>> Start
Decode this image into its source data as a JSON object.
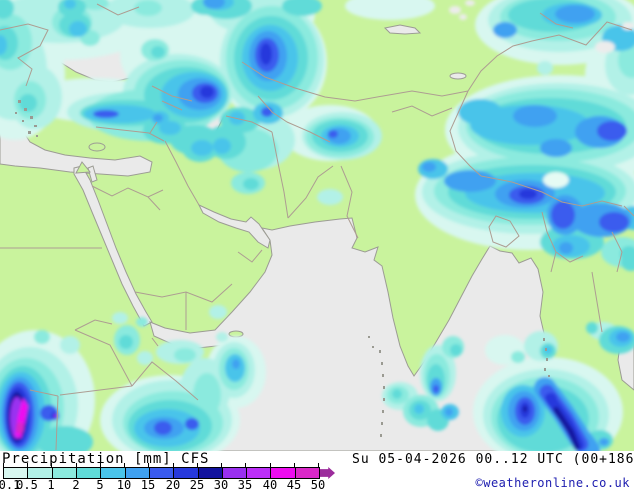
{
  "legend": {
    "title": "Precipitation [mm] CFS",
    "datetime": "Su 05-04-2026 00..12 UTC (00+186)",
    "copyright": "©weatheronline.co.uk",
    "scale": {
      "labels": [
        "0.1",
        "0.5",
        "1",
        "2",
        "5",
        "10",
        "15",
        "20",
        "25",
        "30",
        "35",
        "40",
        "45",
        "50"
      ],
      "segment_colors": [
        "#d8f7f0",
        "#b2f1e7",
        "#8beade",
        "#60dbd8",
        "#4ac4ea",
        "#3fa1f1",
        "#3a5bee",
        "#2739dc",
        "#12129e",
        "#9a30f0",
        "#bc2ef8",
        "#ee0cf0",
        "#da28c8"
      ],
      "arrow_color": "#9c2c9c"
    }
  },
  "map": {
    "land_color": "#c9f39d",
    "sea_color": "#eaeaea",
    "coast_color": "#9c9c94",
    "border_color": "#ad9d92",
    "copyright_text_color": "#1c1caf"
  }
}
>> End
>> Start
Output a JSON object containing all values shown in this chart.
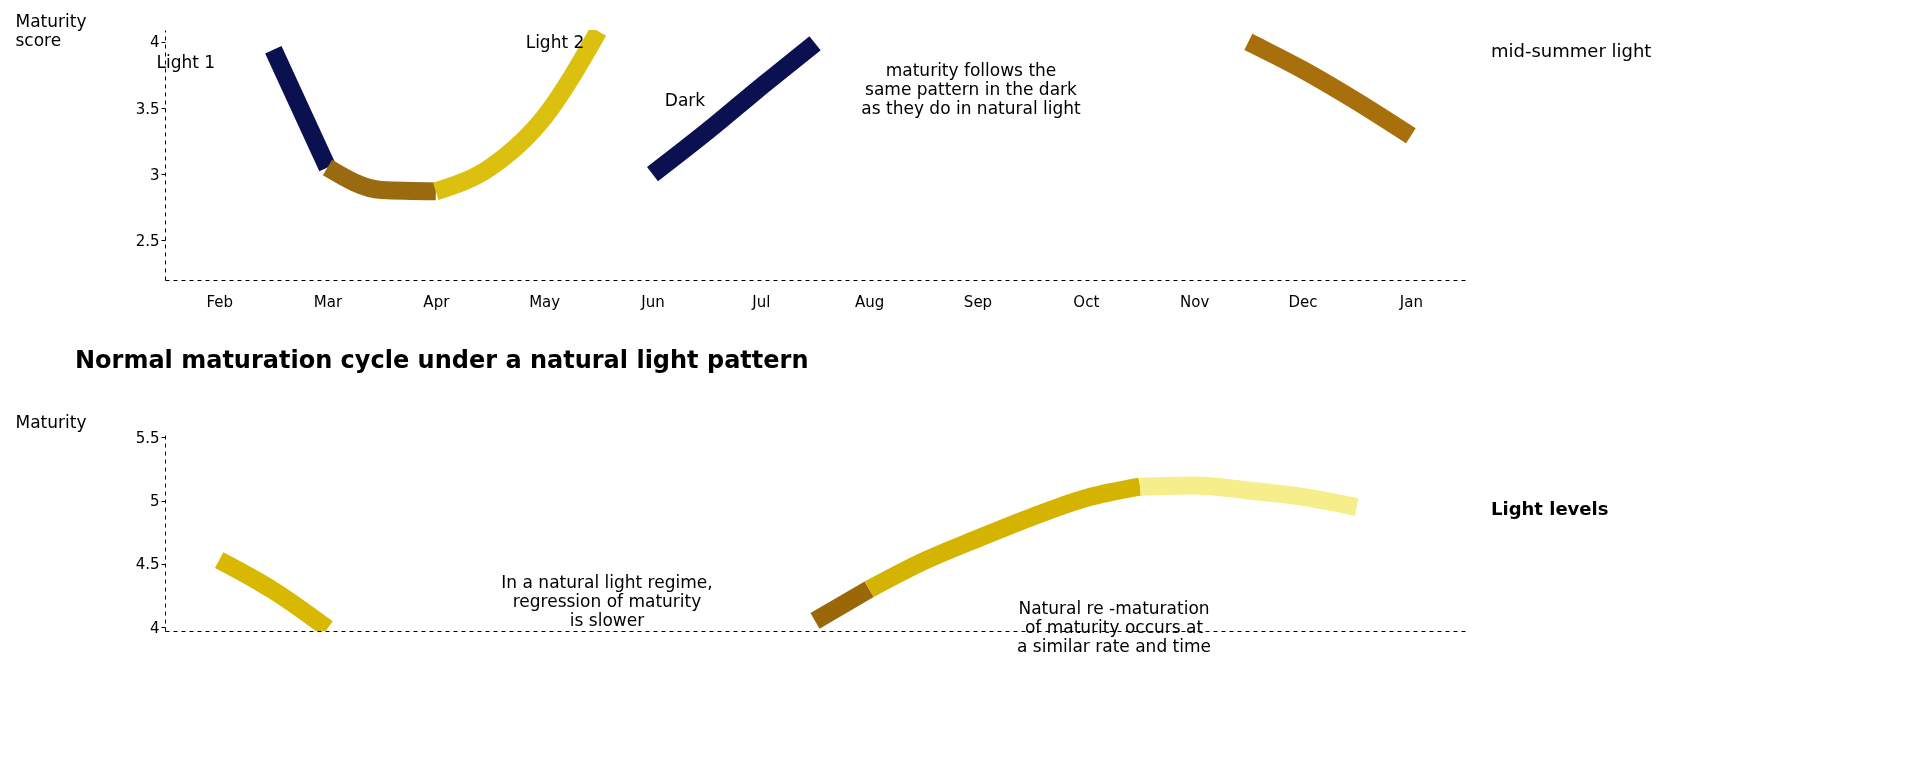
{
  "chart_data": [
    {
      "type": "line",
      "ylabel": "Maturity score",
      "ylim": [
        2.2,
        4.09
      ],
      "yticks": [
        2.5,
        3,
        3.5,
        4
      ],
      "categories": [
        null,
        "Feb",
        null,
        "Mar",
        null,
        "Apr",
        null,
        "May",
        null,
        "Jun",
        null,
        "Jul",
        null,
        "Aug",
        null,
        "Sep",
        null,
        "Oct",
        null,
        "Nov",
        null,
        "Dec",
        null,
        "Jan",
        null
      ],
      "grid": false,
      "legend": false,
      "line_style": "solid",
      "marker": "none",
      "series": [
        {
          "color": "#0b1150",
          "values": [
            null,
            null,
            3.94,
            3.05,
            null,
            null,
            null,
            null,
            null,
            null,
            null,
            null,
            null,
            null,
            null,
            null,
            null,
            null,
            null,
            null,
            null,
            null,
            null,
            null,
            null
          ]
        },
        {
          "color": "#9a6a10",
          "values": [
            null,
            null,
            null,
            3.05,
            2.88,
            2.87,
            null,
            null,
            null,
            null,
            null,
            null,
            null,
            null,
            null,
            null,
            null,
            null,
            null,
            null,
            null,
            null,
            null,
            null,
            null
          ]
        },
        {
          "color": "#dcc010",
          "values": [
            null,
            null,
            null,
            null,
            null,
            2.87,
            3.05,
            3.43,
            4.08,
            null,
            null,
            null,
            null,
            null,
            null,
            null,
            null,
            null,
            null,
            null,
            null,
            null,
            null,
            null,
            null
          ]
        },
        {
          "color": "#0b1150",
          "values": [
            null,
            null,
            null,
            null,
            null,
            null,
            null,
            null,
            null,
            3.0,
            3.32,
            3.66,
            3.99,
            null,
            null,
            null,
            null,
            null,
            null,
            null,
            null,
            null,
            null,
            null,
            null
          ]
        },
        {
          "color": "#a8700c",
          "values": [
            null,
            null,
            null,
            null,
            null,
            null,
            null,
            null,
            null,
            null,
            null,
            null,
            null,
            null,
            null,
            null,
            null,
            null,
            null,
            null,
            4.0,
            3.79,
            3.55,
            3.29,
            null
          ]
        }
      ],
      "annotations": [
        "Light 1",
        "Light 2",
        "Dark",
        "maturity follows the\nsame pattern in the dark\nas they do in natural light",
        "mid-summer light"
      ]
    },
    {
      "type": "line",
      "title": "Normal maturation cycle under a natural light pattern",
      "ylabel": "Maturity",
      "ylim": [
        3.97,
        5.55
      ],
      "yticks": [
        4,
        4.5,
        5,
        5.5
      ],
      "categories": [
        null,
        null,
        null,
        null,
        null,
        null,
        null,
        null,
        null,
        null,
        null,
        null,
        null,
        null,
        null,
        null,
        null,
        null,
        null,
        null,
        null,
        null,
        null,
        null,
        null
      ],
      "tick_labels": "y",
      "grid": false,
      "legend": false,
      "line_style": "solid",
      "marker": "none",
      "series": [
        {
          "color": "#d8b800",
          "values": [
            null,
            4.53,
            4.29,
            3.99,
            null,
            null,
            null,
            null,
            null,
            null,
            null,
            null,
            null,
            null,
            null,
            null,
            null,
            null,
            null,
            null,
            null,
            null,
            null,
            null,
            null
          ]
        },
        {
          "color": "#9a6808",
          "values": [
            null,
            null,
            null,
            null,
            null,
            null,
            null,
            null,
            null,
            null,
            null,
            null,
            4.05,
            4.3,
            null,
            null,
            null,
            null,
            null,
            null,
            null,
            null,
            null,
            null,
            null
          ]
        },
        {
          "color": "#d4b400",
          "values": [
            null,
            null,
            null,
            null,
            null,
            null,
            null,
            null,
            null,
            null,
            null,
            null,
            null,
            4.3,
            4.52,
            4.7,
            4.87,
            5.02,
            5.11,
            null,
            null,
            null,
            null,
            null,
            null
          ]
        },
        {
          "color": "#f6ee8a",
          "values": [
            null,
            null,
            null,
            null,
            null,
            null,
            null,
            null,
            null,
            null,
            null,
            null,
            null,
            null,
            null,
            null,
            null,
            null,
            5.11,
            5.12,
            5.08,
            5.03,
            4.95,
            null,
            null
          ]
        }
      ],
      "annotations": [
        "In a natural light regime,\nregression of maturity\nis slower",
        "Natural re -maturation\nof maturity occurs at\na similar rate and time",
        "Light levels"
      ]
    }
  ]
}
>> End
Work out how many lines in the records above hold the string "title", then give only that count.

◆ Reply: 2